§ **What is required**
Your copy of the material below should match it exactly, except that it holds no pictures.

§ **Stored rows**

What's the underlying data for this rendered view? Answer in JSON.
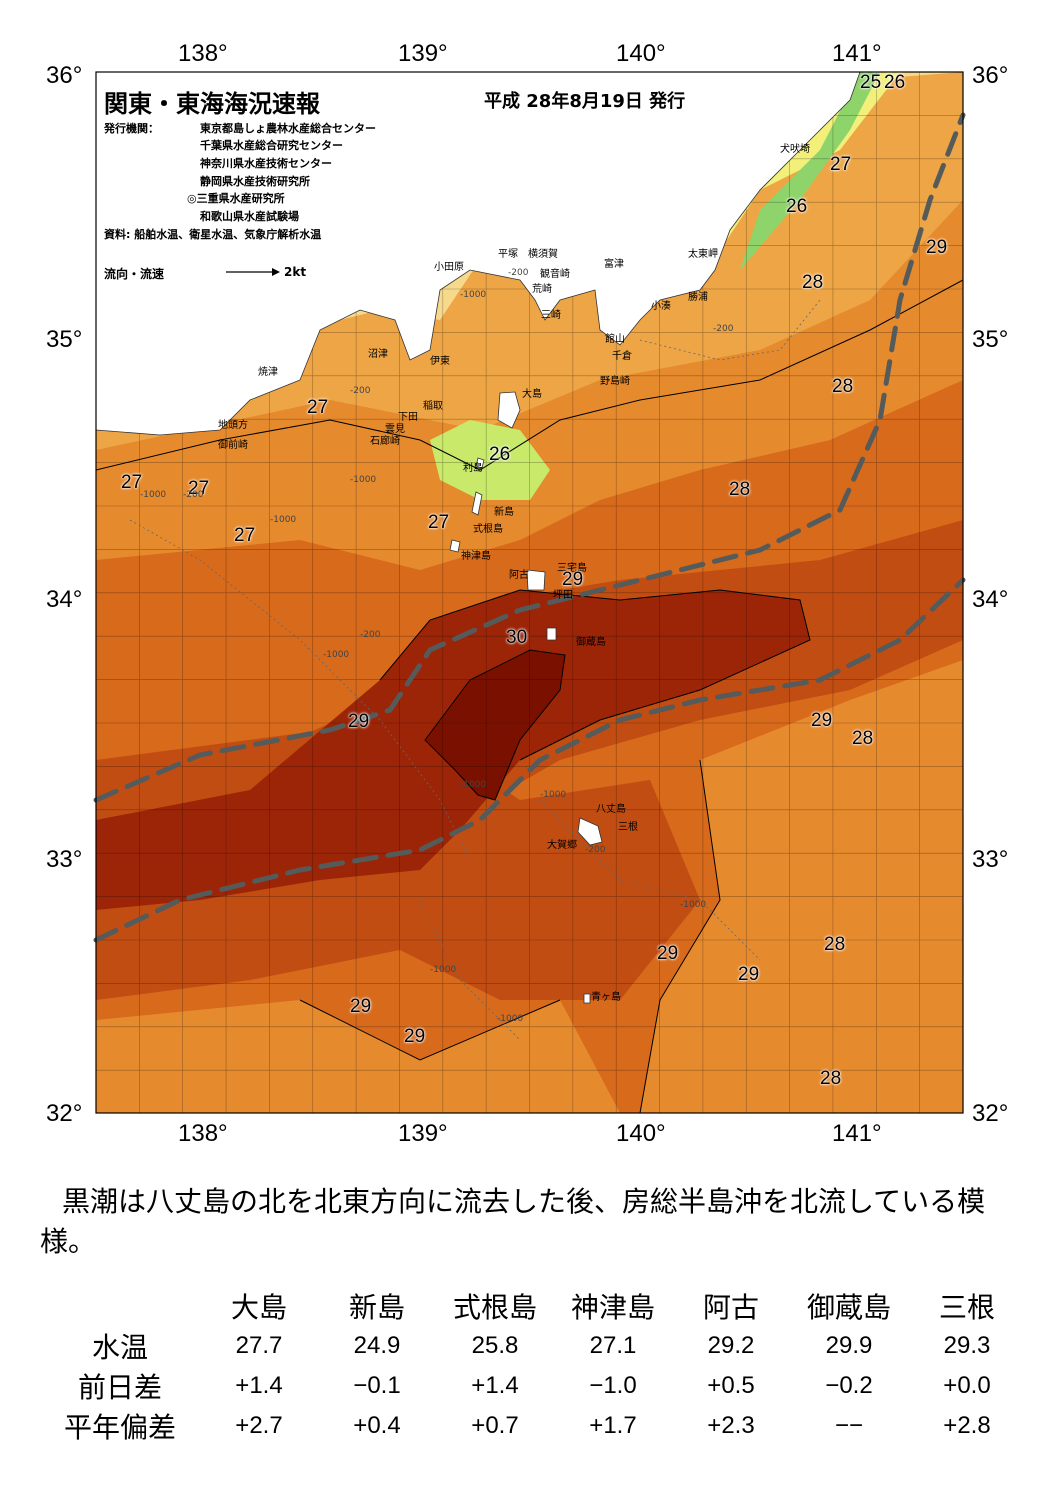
{
  "title": "関東・東海海況速報",
  "issue_date": "平成 28年8月19日 発行",
  "publishers_label": "発行機関：",
  "publishers": [
    "東京都島しょ農林水産総合センター",
    "千葉県水産総合研究センター",
    "神奈川県水産技術センター",
    "静岡県水産技術研究所",
    "◎三重県水産研究所",
    "和歌山県水産試験場"
  ],
  "sources": "資料: 船舶水温、衛星水温、気象庁解析水温",
  "legend": {
    "label": "流向・流速",
    "scale": "2kt"
  },
  "axes": {
    "lon_top": [
      "138°",
      "139°",
      "140°",
      "141°"
    ],
    "lon_bottom": [
      "138°",
      "139°",
      "140°",
      "141°"
    ],
    "lat_left": [
      "36°",
      "35°",
      "34°",
      "33°",
      "32°"
    ],
    "lat_right": [
      "36°",
      "35°",
      "34°",
      "33°",
      "32°"
    ]
  },
  "colors": {
    "t25": "#8fd46a",
    "t26": "#c8e96a",
    "t26b": "#f2ef7a",
    "t27": "#f7d98c",
    "t27b": "#f2c26a",
    "t28": "#eea545",
    "t28b": "#e68a2e",
    "t29": "#d86a1c",
    "t29b": "#c24d12",
    "t30": "#9c2508",
    "t30b": "#7a1100",
    "land": "#ffffff",
    "kuroshio": "#555a5a"
  },
  "places": [
    "小田原",
    "平塚",
    "横須賀",
    "観音崎",
    "富津",
    "荒崎",
    "三崎",
    "太東岬",
    "小湊",
    "勝浦",
    "犬吠埼",
    "沼津",
    "伊東",
    "稲取",
    "下田",
    "雲見",
    "石廊崎",
    "焼津",
    "地頭方",
    "御前崎",
    "館山",
    "千倉",
    "野島崎",
    "大島",
    "利島",
    "新島",
    "式根島",
    "神津島",
    "三宅島",
    "阿古",
    "坪田",
    "御蔵島",
    "八丈島",
    "三根",
    "大賀郷",
    "青ヶ島"
  ],
  "temperature_labels": [
    "25",
    "26",
    "27",
    "26",
    "29",
    "28",
    "28",
    "27",
    "27",
    "27",
    "26",
    "27",
    "28",
    "27",
    "29",
    "30",
    "29",
    "29",
    "28",
    "29",
    "29",
    "28",
    "29",
    "29",
    "28"
  ],
  "depth_labels": [
    "-200",
    "-1000",
    "-200",
    "-1000",
    "-200",
    "-1000",
    "-1000",
    "-200",
    "-1000",
    "-1000",
    "-1000",
    "-1000",
    "-1000",
    "-1000",
    "-200",
    "-200"
  ],
  "summary": "黒潮は八丈島の北を北東方向に流去した後、房総半島沖を北流している模様。",
  "table": {
    "stations": [
      "大島",
      "新島",
      "式根島",
      "神津島",
      "阿古",
      "御蔵島",
      "三根"
    ],
    "rows": [
      {
        "label": "水温",
        "values": [
          "27.7",
          "24.9",
          "25.8",
          "27.1",
          "29.2",
          "29.9",
          "29.3"
        ]
      },
      {
        "label": "前日差",
        "values": [
          "+1.4",
          "−0.1",
          "+1.4",
          "−1.0",
          "+0.5",
          "−0.2",
          "+0.0"
        ]
      },
      {
        "label": "平年偏差",
        "values": [
          "+2.7",
          "+0.4",
          "+0.7",
          "+1.7",
          "+2.3",
          "−−",
          "+2.8"
        ]
      }
    ]
  }
}
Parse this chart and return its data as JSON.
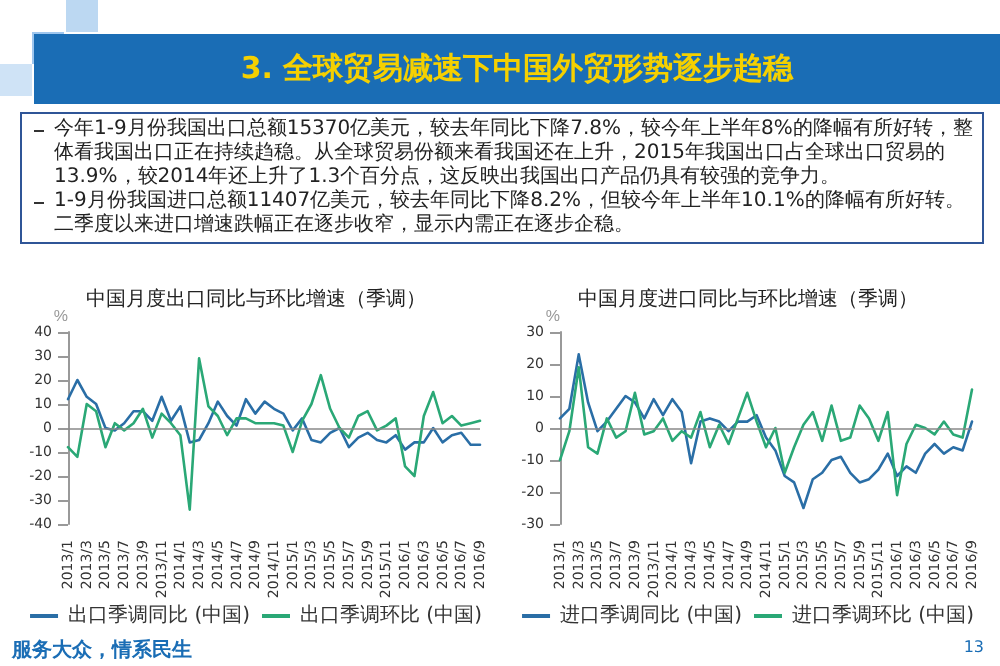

§ **Exercise output**
What's the underlying data for this rendered view? Answer in JSON.
{
  "title": "関東・東海海況速報",
  "issue_date": "平成 28年8月19日 発行",
  "publishers_label": "発行機関：",
  "publishers": [
    "東京都島しょ農林水産総合センター",
    "千葉県水産総合研究センター",
    "神奈川県水産技術センター",
    "静岡県水産技術研究所",
    "◎三重県水産研究所",
    "和歌山県水産試験場"
  ],
  "sources": "資料: 船舶水温、衛星水温、気象庁解析水温",
  "legend": {
    "label": "流向・流速",
    "scale": "2kt"
  },
  "axes": {
    "lon_top": [
      "138°",
      "139°",
      "140°",
      "141°"
    ],
    "lon_bottom": [
      "138°",
      "139°",
      "140°",
      "141°"
    ],
    "lat_left": [
      "36°",
      "35°",
      "34°",
      "33°",
      "32°"
    ],
    "lat_right": [
      "36°",
      "35°",
      "34°",
      "33°",
      "32°"
    ]
  },
  "colors": {
    "t25": "#8fd46a",
    "t26": "#c8e96a",
    "t26b": "#f2ef7a",
    "t27": "#f7d98c",
    "t27b": "#f2c26a",
    "t28": "#eea545",
    "t28b": "#e68a2e",
    "t29": "#d86a1c",
    "t29b": "#c24d12",
    "t30": "#9c2508",
    "t30b": "#7a1100",
    "land": "#ffffff",
    "kuroshio": "#555a5a"
  },
  "places": [
    "小田原",
    "平塚",
    "横須賀",
    "観音崎",
    "富津",
    "荒崎",
    "三崎",
    "太東岬",
    "小湊",
    "勝浦",
    "犬吠埼",
    "沼津",
    "伊東",
    "稲取",
    "下田",
    "雲見",
    "石廊崎",
    "焼津",
    "地頭方",
    "御前崎",
    "館山",
    "千倉",
    "野島崎",
    "大島",
    "利島",
    "新島",
    "式根島",
    "神津島",
    "三宅島",
    "阿古",
    "坪田",
    "御蔵島",
    "八丈島",
    "三根",
    "大賀郷",
    "青ヶ島"
  ],
  "temperature_labels": [
    "25",
    "26",
    "27",
    "26",
    "29",
    "28",
    "28",
    "27",
    "27",
    "27",
    "26",
    "27",
    "28",
    "27",
    "29",
    "30",
    "29",
    "29",
    "28",
    "29",
    "29",
    "28",
    "29",
    "29",
    "28"
  ],
  "depth_labels": [
    "-200",
    "-1000",
    "-200",
    "-1000",
    "-200",
    "-1000",
    "-1000",
    "-200",
    "-1000",
    "-1000",
    "-1000",
    "-1000",
    "-1000",
    "-1000",
    "-200",
    "-200"
  ],
  "summary": "黒潮は八丈島の北を北東方向に流去した後、房総半島沖を北流している模様。",
  "table": {
    "stations": [
      "大島",
      "新島",
      "式根島",
      "神津島",
      "阿古",
      "御蔵島",
      "三根"
    ],
    "rows": [
      {
        "label": "水温",
        "values": [
          "27.7",
          "24.9",
          "25.8",
          "27.1",
          "29.2",
          "29.9",
          "29.3"
        ]
      },
      {
        "label": "前日差",
        "values": [
          "+1.4",
          "−0.1",
          "+1.4",
          "−1.0",
          "+0.5",
          "−0.2",
          "+0.0"
        ]
      },
      {
        "label": "平年偏差",
        "values": [
          "+2.7",
          "+0.4",
          "+0.7",
          "+1.7",
          "+2.3",
          "−−",
          "+2.8"
        ]
      }
    ]
  }
}
Parse this chart and return its data as JSON.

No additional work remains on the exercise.